# [WHAT IS ASKED]
Reproduce word for word every line of the records from the very first one up to and including the line with "- pie-label-doctors: 17%".

# [DATA SHOWN]
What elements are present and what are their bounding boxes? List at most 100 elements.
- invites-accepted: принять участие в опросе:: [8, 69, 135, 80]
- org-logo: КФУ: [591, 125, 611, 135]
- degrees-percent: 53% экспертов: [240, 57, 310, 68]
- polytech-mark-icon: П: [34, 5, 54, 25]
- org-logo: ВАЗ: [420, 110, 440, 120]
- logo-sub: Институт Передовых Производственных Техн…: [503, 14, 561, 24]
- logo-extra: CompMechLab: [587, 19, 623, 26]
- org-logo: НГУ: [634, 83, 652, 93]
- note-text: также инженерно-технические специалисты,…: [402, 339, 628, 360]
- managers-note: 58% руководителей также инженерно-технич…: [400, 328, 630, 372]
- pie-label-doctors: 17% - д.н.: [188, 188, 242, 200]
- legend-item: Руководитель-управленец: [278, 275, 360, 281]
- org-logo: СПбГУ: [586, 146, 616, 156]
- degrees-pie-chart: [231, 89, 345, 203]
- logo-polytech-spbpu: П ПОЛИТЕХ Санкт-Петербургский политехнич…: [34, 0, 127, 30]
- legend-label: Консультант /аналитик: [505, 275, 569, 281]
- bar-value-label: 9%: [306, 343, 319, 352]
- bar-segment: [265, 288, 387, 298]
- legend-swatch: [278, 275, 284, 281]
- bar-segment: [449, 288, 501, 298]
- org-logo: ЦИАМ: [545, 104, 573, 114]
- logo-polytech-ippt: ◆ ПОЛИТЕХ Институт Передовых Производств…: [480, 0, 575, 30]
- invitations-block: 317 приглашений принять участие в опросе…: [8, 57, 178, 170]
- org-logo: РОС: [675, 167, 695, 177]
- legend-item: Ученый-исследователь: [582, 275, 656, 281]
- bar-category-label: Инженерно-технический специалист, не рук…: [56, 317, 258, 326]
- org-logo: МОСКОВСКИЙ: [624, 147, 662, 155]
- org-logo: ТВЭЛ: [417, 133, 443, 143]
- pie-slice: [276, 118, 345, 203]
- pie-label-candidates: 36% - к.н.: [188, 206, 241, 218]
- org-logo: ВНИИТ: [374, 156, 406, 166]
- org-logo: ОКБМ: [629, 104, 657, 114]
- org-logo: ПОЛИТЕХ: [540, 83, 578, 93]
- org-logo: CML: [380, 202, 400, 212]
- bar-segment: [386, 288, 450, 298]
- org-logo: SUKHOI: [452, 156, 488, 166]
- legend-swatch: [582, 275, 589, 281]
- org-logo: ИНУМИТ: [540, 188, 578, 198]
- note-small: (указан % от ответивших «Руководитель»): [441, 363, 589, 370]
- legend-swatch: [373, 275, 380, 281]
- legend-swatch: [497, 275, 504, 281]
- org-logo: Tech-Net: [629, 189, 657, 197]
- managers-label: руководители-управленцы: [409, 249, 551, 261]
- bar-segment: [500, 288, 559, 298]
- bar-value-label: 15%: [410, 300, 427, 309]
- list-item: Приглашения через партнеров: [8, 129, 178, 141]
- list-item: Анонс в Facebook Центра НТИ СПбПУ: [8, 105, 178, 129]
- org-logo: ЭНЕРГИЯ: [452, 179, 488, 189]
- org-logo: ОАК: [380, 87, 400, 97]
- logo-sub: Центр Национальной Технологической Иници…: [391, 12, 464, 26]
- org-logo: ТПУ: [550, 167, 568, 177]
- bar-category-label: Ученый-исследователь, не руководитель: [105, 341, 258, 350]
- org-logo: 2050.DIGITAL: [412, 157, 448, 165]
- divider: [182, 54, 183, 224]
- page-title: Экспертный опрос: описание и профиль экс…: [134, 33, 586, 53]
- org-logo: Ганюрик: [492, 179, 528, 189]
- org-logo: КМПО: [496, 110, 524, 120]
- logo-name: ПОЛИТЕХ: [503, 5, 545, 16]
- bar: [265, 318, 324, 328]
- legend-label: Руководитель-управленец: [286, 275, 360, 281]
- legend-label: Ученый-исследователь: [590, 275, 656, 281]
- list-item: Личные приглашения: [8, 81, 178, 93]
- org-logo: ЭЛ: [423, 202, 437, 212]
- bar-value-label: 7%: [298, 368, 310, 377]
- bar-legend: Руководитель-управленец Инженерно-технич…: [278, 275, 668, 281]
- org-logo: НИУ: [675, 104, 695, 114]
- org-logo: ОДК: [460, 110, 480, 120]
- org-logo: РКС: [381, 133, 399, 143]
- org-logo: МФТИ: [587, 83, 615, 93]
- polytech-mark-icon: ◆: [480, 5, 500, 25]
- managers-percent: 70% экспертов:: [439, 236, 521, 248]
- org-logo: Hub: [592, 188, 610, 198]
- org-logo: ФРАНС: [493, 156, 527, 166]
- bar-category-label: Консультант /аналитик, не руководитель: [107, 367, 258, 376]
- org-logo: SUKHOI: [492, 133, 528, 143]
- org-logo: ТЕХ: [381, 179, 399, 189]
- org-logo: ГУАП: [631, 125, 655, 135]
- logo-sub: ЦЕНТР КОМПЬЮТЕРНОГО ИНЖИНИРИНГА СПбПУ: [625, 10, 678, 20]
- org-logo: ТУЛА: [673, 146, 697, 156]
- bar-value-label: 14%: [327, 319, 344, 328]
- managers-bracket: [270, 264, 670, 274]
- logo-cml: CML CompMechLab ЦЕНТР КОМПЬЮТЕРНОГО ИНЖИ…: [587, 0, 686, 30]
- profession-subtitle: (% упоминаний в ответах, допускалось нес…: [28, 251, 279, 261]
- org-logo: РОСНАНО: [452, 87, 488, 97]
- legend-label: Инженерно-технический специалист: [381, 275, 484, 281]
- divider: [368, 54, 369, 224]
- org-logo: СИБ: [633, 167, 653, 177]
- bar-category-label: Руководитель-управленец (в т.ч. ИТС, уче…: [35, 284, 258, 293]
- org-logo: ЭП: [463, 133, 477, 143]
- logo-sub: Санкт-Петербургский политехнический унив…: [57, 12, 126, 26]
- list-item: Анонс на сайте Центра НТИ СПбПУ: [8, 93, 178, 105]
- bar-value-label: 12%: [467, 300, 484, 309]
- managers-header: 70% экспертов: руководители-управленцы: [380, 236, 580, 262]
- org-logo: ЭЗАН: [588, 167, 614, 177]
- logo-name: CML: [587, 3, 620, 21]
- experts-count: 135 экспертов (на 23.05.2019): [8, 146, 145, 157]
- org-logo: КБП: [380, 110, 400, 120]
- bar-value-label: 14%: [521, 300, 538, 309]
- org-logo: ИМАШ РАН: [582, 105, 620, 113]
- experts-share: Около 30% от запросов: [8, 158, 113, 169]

# [ANSWER TO THE PROBLEM]
What elements are present and what are their bounding boxes? List at most 100 elements.
- invites-accepted: принять участие в опросе:: [8, 69, 135, 80]
- org-logo: КФУ: [591, 125, 611, 135]
- degrees-percent: 53% экспертов: [240, 57, 310, 68]
- polytech-mark-icon: П: [34, 5, 54, 25]
- org-logo: ВАЗ: [420, 110, 440, 120]
- logo-sub: Институт Передовых Производственных Техн…: [503, 14, 561, 24]
- logo-extra: CompMechLab: [587, 19, 623, 26]
- org-logo: НГУ: [634, 83, 652, 93]
- note-text: также инженерно-технические специалисты,…: [402, 339, 628, 360]
- managers-note: 58% руководителей также инженерно-технич…: [400, 328, 630, 372]
- pie-label-doctors: 17% - д.н.: [188, 188, 242, 200]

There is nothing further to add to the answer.